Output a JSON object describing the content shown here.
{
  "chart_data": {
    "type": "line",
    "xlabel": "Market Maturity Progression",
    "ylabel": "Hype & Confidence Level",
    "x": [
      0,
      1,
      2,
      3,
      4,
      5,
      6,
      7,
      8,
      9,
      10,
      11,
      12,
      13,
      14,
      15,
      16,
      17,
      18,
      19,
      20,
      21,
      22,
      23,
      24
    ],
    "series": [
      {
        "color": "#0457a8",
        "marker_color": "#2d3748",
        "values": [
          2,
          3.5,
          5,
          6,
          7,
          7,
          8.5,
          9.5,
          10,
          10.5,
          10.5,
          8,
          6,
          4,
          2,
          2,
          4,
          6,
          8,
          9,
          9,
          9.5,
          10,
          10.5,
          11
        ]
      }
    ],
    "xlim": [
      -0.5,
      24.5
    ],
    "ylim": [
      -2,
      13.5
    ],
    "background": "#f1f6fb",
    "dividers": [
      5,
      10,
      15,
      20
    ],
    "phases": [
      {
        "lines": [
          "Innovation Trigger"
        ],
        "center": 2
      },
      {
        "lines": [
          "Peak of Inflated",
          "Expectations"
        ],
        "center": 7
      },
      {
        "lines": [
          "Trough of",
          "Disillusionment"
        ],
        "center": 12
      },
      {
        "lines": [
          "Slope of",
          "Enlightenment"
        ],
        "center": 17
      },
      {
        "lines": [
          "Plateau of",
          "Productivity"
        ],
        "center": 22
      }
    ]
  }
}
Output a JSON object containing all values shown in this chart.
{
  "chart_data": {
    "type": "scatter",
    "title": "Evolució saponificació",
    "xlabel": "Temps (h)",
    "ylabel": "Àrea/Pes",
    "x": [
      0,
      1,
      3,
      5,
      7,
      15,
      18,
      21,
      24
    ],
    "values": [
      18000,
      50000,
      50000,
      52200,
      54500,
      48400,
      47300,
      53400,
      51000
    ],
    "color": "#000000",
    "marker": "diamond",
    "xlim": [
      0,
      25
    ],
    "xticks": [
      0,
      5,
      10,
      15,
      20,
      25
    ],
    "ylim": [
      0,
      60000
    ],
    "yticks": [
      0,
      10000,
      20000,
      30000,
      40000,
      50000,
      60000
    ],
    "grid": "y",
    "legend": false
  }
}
^^^^^^^^
> [EXERCISE GOAL]
Write out the lines above, starting at the line that contains "Output a JSON object containing" and ending with the final line, and nothing else; copy them exactly.

> [RESULT OF THE EXERCISE]
Output a JSON object containing all values shown in this chart.
{
  "chart_data": {
    "type": "scatter",
    "title": "Evolució saponificació",
    "xlabel": "Temps (h)",
    "ylabel": "Àrea/Pes",
    "x": [
      0,
      1,
      3,
      5,
      7,
      15,
      18,
      21,
      24
    ],
    "values": [
      18000,
      50000,
      50000,
      52200,
      54500,
      48400,
      47300,
      53400,
      51000
    ],
    "color": "#000000",
    "marker": "diamond",
    "xlim": [
      0,
      25
    ],
    "xticks": [
      0,
      5,
      10,
      15,
      20,
      25
    ],
    "ylim": [
      0,
      60000
    ],
    "yticks": [
      0,
      10000,
      20000,
      30000,
      40000,
      50000,
      60000
    ],
    "grid": "y",
    "legend": false
  }
}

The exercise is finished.